Saved entries
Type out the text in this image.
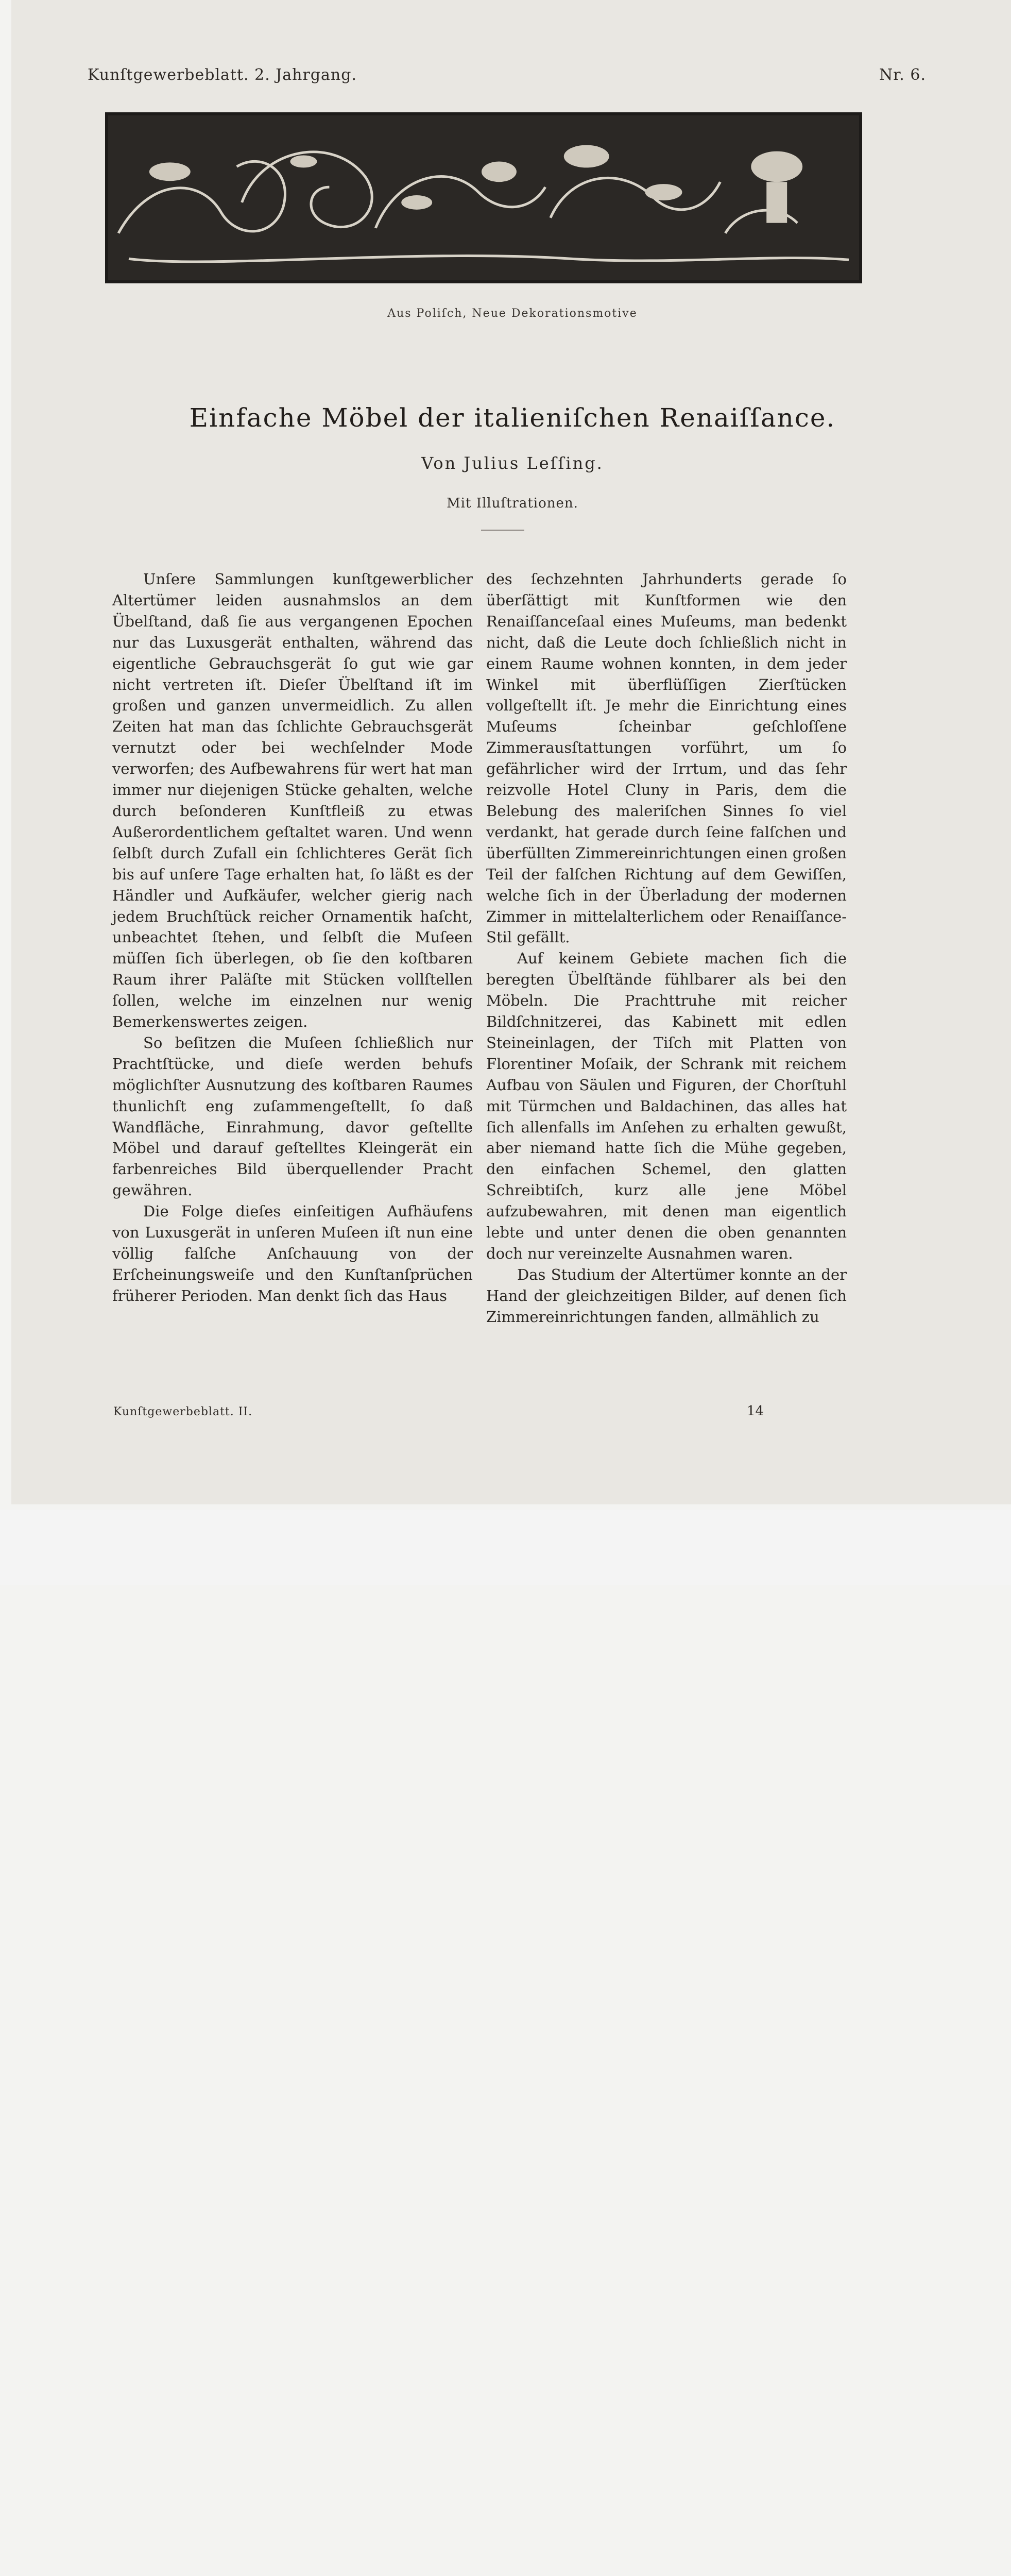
Kunſtgewerbeblatt. 2. Jahrgang.	Nr. 6.
Aus Poliſch, Neue Dekorationsmotive
Einfache Möbel der italieniſchen Renaiſſance.
Von Julius Leſſing.
Mit Illuſtrationen.

Unſere Sammlungen kunſtgewerblicher Altertümer leiden ausnahmslos an dem Übelſtand, daß ſie aus vergangenen Epochen nur das Luxusgerät enthalten, während das eigentliche Gebrauchsgerät ſo gut wie gar nicht vertreten iſt. Dieſer Übelſtand iſt im großen und ganzen unvermeidlich. Zu allen Zeiten hat man das ſchlichte Gebrauchsgerät vernutzt oder bei wechſelnder Mode verworfen; des Aufbewahrens für wert hat man immer nur diejenigen Stücke gehalten, welche durch beſonderen Kunſtfleiß zu etwas Außerordentlichem geſtaltet waren. Und wenn ſelbſt durch Zufall ein ſchlichteres Gerät ſich bis auf unſere Tage erhalten hat, ſo läßt es der Händler und Aufkäufer, welcher gierig nach jedem Bruchſtück reicher Ornamentik haſcht, unbeachtet ſtehen, und ſelbſt die Muſeen müſſen ſich überlegen, ob ſie den koſtbaren Raum ihrer Paläſte mit Stücken vollſtellen ſollen, welche im einzelnen nur wenig Bemerkenswertes zeigen.

So beſitzen die Muſeen ſchließlich nur Prachtſtücke, und dieſe werden behufs möglichſter Ausnutzung des koſtbaren Raumes thunlichſt eng zuſammengeſtellt, ſo daß Wandfläche, Einrahmung, davor geſtellte Möbel und darauf geſtelltes Kleingerät ein farbenreiches Bild überquellender Pracht gewähren.

Die Folge dieſes einſeitigen Aufhäufens von Luxusgerät in unſeren Muſeen iſt nun eine völlig falſche Anſchauung von der Erſcheinungsweiſe und den Kunſtanſprüchen früherer Perioden. Man denkt ſich das Haus

des ſechzehnten Jahrhunderts gerade ſo überſättigt mit Kunſtformen wie den Renaiſſanceſaal eines Muſeums, man bedenkt nicht, daß die Leute doch ſchließlich nicht in einem Raume wohnen konnten, in dem jeder Winkel mit überflüſſigen Zierſtücken vollgeſtellt iſt. Je mehr die Einrichtung eines Muſeums ſcheinbar geſchloſſene Zimmerausſtattungen vorführt, um ſo gefährlicher wird der Irrtum, und das ſehr reizvolle Hotel Cluny in Paris, dem die Belebung des maleriſchen Sinnes ſo viel verdankt, hat gerade durch ſeine falſchen und überfüllten Zimmereinrichtungen einen großen Teil der falſchen Richtung auf dem Gewiſſen, welche ſich in der Überladung der modernen Zimmer in mittelalterlichem oder Renaiſſance-Stil gefällt.

Auf keinem Gebiete machen ſich die beregten Übelſtände fühlbarer als bei den Möbeln. Die Prachttruhe mit reicher Bildſchnitzerei, das Kabinett mit edlen Steineinlagen, der Tiſch mit Platten von Florentiner Moſaik, der Schrank mit reichem Aufbau von Säulen und Figuren, der Chorſtuhl mit Türmchen und Baldachinen, das alles hat ſich allenfalls im Anſehen zu erhalten gewußt, aber niemand hatte ſich die Mühe gegeben, den einfachen Schemel, den glatten Schreibtiſch, kurz alle jene Möbel aufzubewahren, mit denen man eigentlich lebte und unter denen die oben genannten doch nur vereinzelte Ausnahmen waren.

Das Studium der Altertümer konnte an der Hand der gleichzeitigen Bilder, auf denen ſich Zimmereinrichtungen fanden, allmählich zu

Kunſtgewerbeblatt. II.	14
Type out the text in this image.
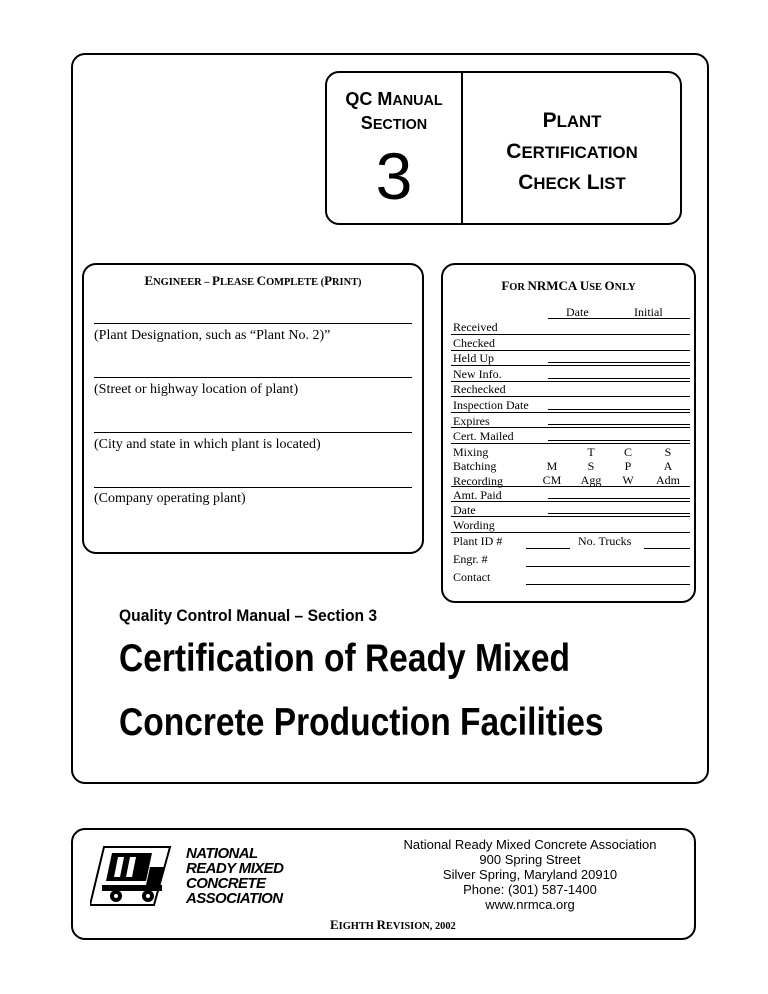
QC MANUAL
SECTION
3
PLANT
CERTIFICATION
CHECK LIST
ENGINEER – PLEASE COMPLETE (PRINT)
(Plant Designation, such as “Plant No. 2)”
(Street or highway location of plant)
(City and state in which plant is located)
(Company operating plant)
FOR NRMCA USE ONLY
Date	Initial
Received
Checked
Held Up
New Info.
Rechecked
Inspection Date
Expires
Cert. Mailed
Mixing
Batching
Recording
Amt. Paid
Date
Wording
Plant ID #
Engr. #
Contact
No. Trucks

M
CM
T
S
Agg
C
P
W
S
A
Adm
Quality Control Manual – Section 3
Certification of Ready Mixed
Concrete Production Facilities
NATIONAL
READY MIXED
CONCRETE
ASSOCIATION
National Ready Mixed Concrete Association
900 Spring Street
Silver Spring, Maryland 20910
Phone: (301) 587-1400
www.nrmca.org
EIGHTH REVISION, 2002
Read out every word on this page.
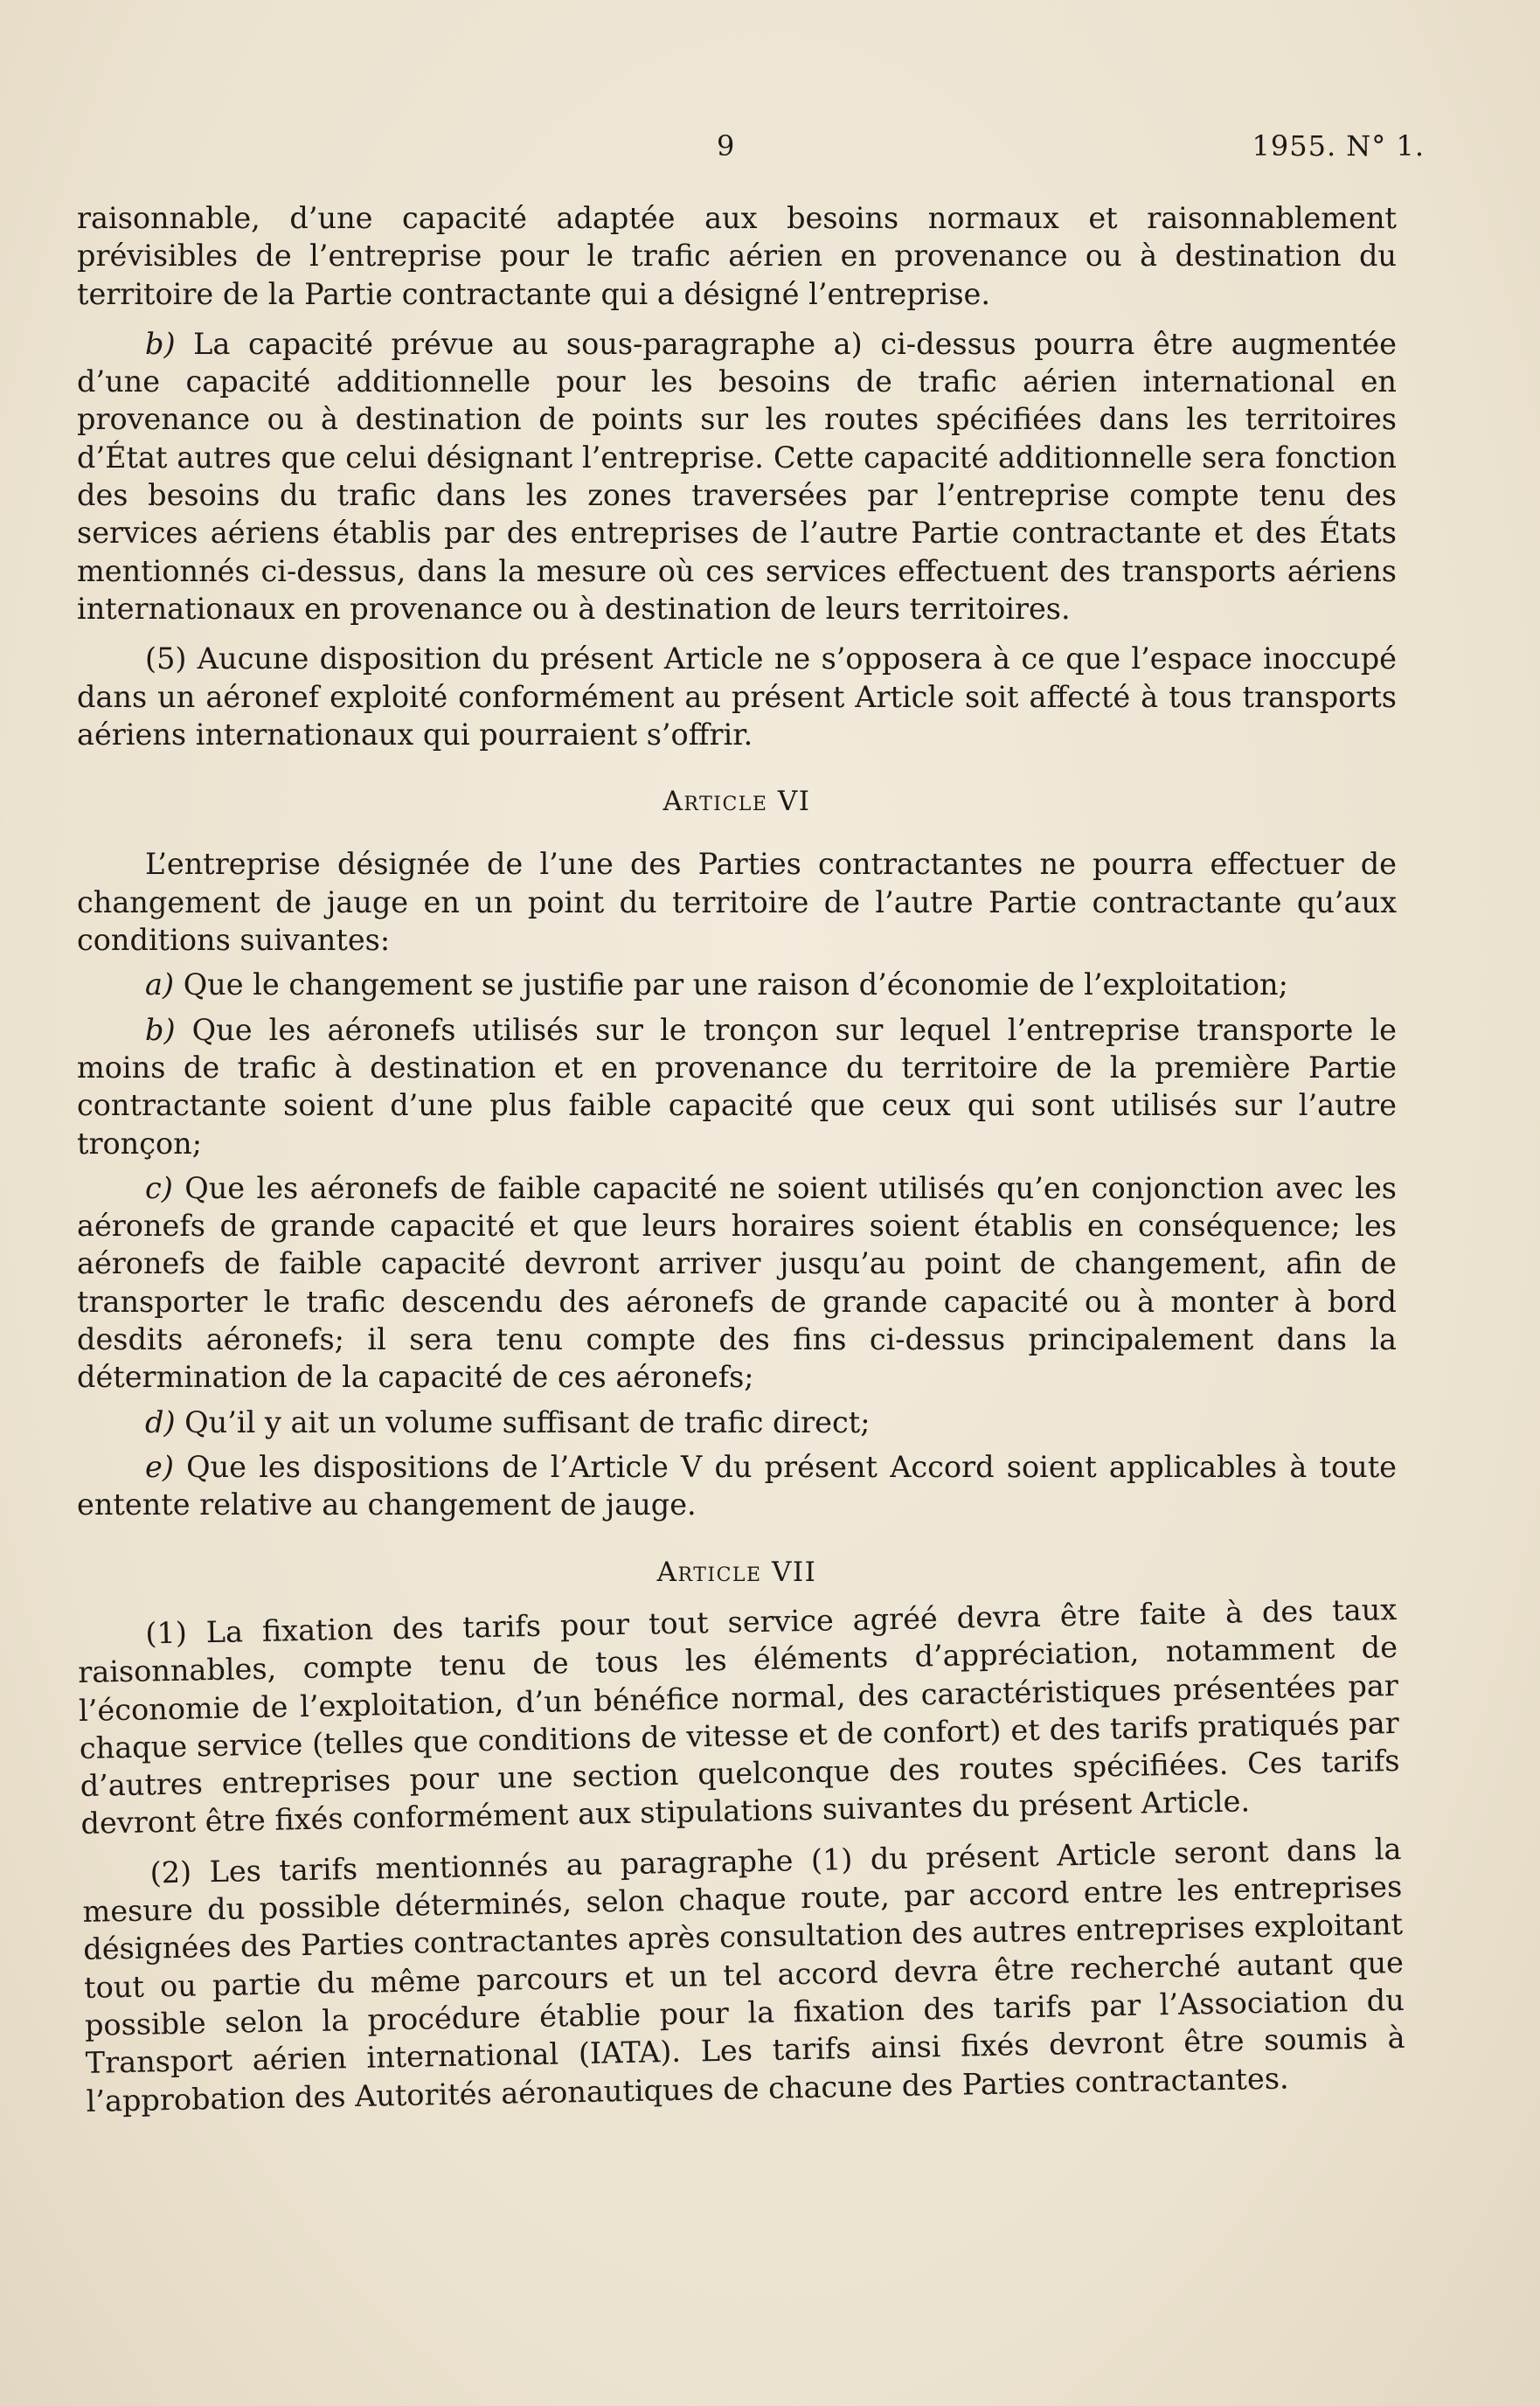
9	1955. N° 1.

raisonnable, d’une capacité adaptée aux besoins normaux et raisonnablement prévisibles de l’entreprise pour le trafic aérien en provenance ou à destination du territoire de la Partie contractante qui a désigné l’entreprise.

b) La capacité prévue au sous-paragraphe a) ci-dessus pourra être augmentée d’une capacité additionnelle pour les besoins de trafic aérien international en provenance ou à destination de points sur les routes spécifiées dans les territoires d’État autres que celui désignant l’entreprise. Cette capacité additionnelle sera fonction des besoins du trafic dans les zones traversées par l’entreprise compte tenu des services aériens établis par des entreprises de l’autre Partie contractante et des États mentionnés ci-dessus, dans la mesure où ces services effectuent des transports aériens internationaux en provenance ou à destination de leurs territoires.

(5) Aucune disposition du présent Article ne s’opposera à ce que l’espace inoccupé dans un aéronef exploité conformément au présent Article soit affecté à tous transports aériens internationaux qui pourraient s’offrir.

Article VI

L’entreprise désignée de l’une des Parties contractantes ne pourra effectuer de changement de jauge en un point du territoire de l’autre Partie contractante qu’aux conditions suivantes:

a) Que le changement se justifie par une raison d’économie de l’exploitation;

b) Que les aéronefs utilisés sur le tronçon sur lequel l’entreprise transporte le moins de trafic à destination et en provenance du territoire de la première Partie contractante soient d’une plus faible capacité que ceux qui sont utilisés sur l’autre tronçon;

c) Que les aéronefs de faible capacité ne soient utilisés qu’en conjonction avec les aéronefs de grande capacité et que leurs horaires soient établis en conséquence; les aéronefs de faible capacité devront arriver jusqu’au point de changement, afin de transporter le trafic descendu des aéronefs de grande capacité ou à monter à bord desdits aéronefs; il sera tenu compte des fins ci-dessus principalement dans la détermination de la capacité de ces aéronefs;

d) Qu’il y ait un volume suffisant de trafic direct;

e) Que les dispositions de l’Article V du présent Accord soient applicables à toute entente relative au changement de jauge.

Article VII

(1) La fixation des tarifs pour tout service agréé devra être faite à des taux raisonnables, compte tenu de tous les éléments d’appréciation, notamment de l’économie de l’exploitation, d’un bénéfice normal, des caractéristiques présentées par chaque service (telles que conditions de vitesse et de confort) et des tarifs pratiqués par d’autres entreprises pour une section quelconque des routes spécifiées. Ces tarifs devront être fixés conformément aux stipulations suivantes du présent Article.

(2) Les tarifs mentionnés au paragraphe (1) du présent Article seront dans la mesure du possible déterminés, selon chaque route, par accord entre les entreprises désignées des Parties contractantes après consultation des autres entreprises exploitant tout ou partie du même parcours et un tel accord devra être recherché autant que possible selon la procédure établie pour la fixation des tarifs par l’Association du Transport aérien international (IATA). Les tarifs ainsi fixés devront être soumis à l’approbation des Autorités aéronautiques de chacune des Parties contractantes.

Problem:
Copy all lines in the listing above where the string "Renaiſſance" appears.

Problem solution:
Einfache Möbel der italieniſchen Renaiſſance.
des ſechzehnten Jahrhunderts gerade ſo überſättigt mit Kunſtformen wie den Renaiſſanceſaal eines Muſeums, man bedenkt nicht, daß die Leute doch ſchließlich nicht in einem Raume wohnen konnten, in dem jeder Winkel mit überflüſſigen Zierſtücken vollgeſtellt iſt. Je mehr die Einrichtung eines Muſeums ſcheinbar geſchloſſene Zimmerausſtattungen vorführt, um ſo gefährlicher wird der Irrtum, und das ſehr reizvolle Hotel Cluny in Paris, dem die Belebung des maleriſchen Sinnes ſo viel verdankt, hat gerade durch ſeine falſchen und überfüllten Zimmereinrichtungen einen großen Teil der falſchen Richtung auf dem Gewiſſen, welche ſich in der Überladung der modernen Zimmer in mittelalterlichem oder Renaiſſance-Stil gefällt.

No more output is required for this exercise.